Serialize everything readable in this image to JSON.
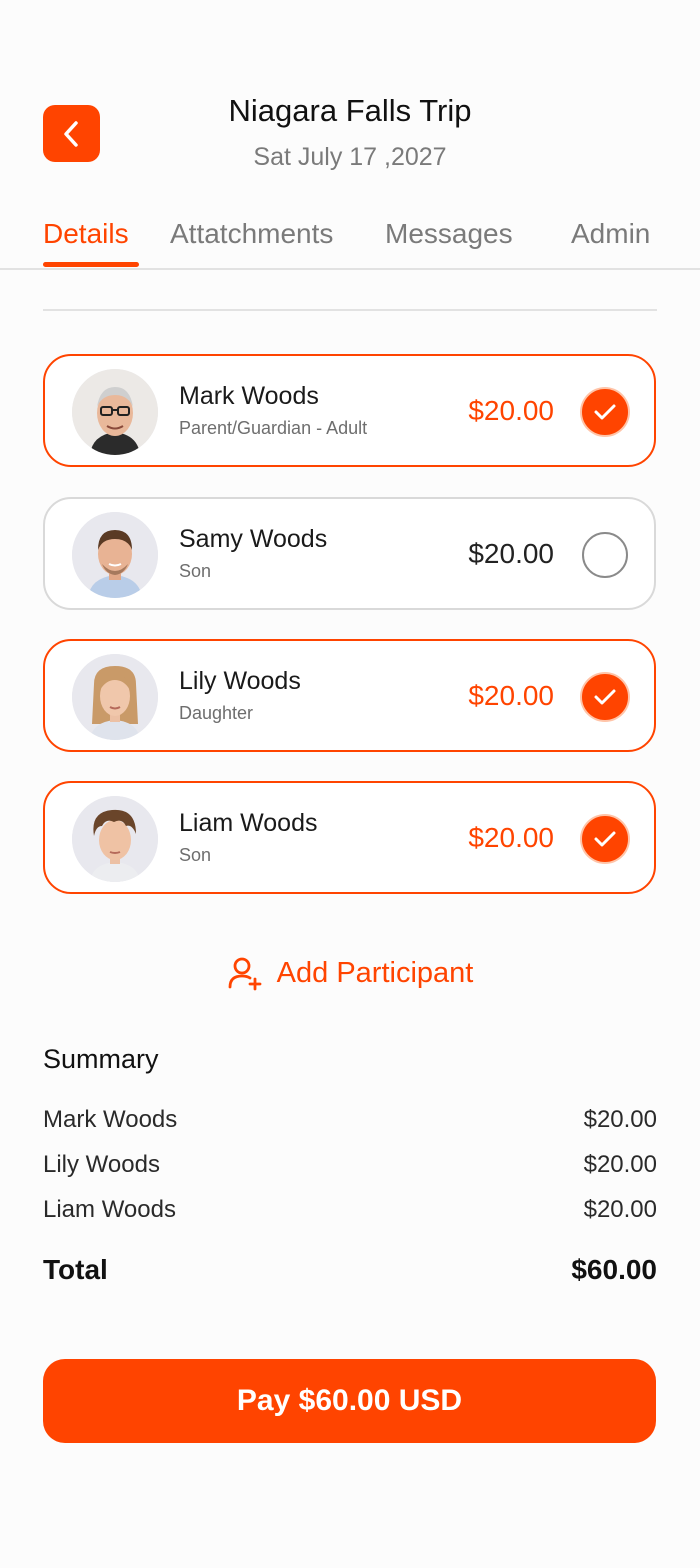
{
  "header": {
    "title": "Niagara Falls Trip",
    "date": "Sat July 17 ,2027",
    "back_icon": "chevron-left-icon",
    "accent_color": "#ff4400"
  },
  "tabs": [
    {
      "label": "Details",
      "active": true
    },
    {
      "label": "Attatchments",
      "active": false
    },
    {
      "label": "Messages",
      "active": false
    },
    {
      "label": "Admin",
      "active": false
    }
  ],
  "participants": [
    {
      "name": "Mark Woods",
      "role": "Parent/Guardian - Adult",
      "price": "$20.00",
      "selected": true
    },
    {
      "name": "Samy Woods",
      "role": "Son",
      "price": "$20.00",
      "selected": false
    },
    {
      "name": "Lily Woods",
      "role": "Daughter",
      "price": "$20.00",
      "selected": true
    },
    {
      "name": "Liam Woods",
      "role": "Son",
      "price": "$20.00",
      "selected": true
    }
  ],
  "add_participant": {
    "label": "Add Participant",
    "icon": "add-user-icon"
  },
  "summary": {
    "title": "Summary",
    "rows": [
      {
        "name": "Mark Woods",
        "amount": "$20.00"
      },
      {
        "name": "Lily Woods",
        "amount": "$20.00"
      },
      {
        "name": "Liam Woods",
        "amount": "$20.00"
      }
    ],
    "total_label": "Total",
    "total_amount": "$60.00"
  },
  "pay_button": {
    "label": "Pay $60.00 USD"
  }
}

========

What the task asks —
Retype each record exactly as it stands, but do not include the pictures.

The solution —
Serialize everything readable in this image to JSON.
{
  "header": {
    "title": "Niagara Falls Trip",
    "date": "Sat July 17 ,2027",
    "back_icon": "chevron-left-icon",
    "accent_color": "#ff4400"
  },
  "tabs": [
    {
      "label": "Details",
      "active": true
    },
    {
      "label": "Attatchments",
      "active": false
    },
    {
      "label": "Messages",
      "active": false
    },
    {
      "label": "Admin",
      "active": false
    }
  ],
  "participants": [
    {
      "name": "Mark Woods",
      "role": "Parent/Guardian - Adult",
      "price": "$20.00",
      "selected": true
    },
    {
      "name": "Samy Woods",
      "role": "Son",
      "price": "$20.00",
      "selected": false
    },
    {
      "name": "Lily Woods",
      "role": "Daughter",
      "price": "$20.00",
      "selected": true
    },
    {
      "name": "Liam Woods",
      "role": "Son",
      "price": "$20.00",
      "selected": true
    }
  ],
  "add_participant": {
    "label": "Add Participant",
    "icon": "add-user-icon"
  },
  "summary": {
    "title": "Summary",
    "rows": [
      {
        "name": "Mark Woods",
        "amount": "$20.00"
      },
      {
        "name": "Lily Woods",
        "amount": "$20.00"
      },
      {
        "name": "Liam Woods",
        "amount": "$20.00"
      }
    ],
    "total_label": "Total",
    "total_amount": "$60.00"
  },
  "pay_button": {
    "label": "Pay $60.00 USD"
  }
}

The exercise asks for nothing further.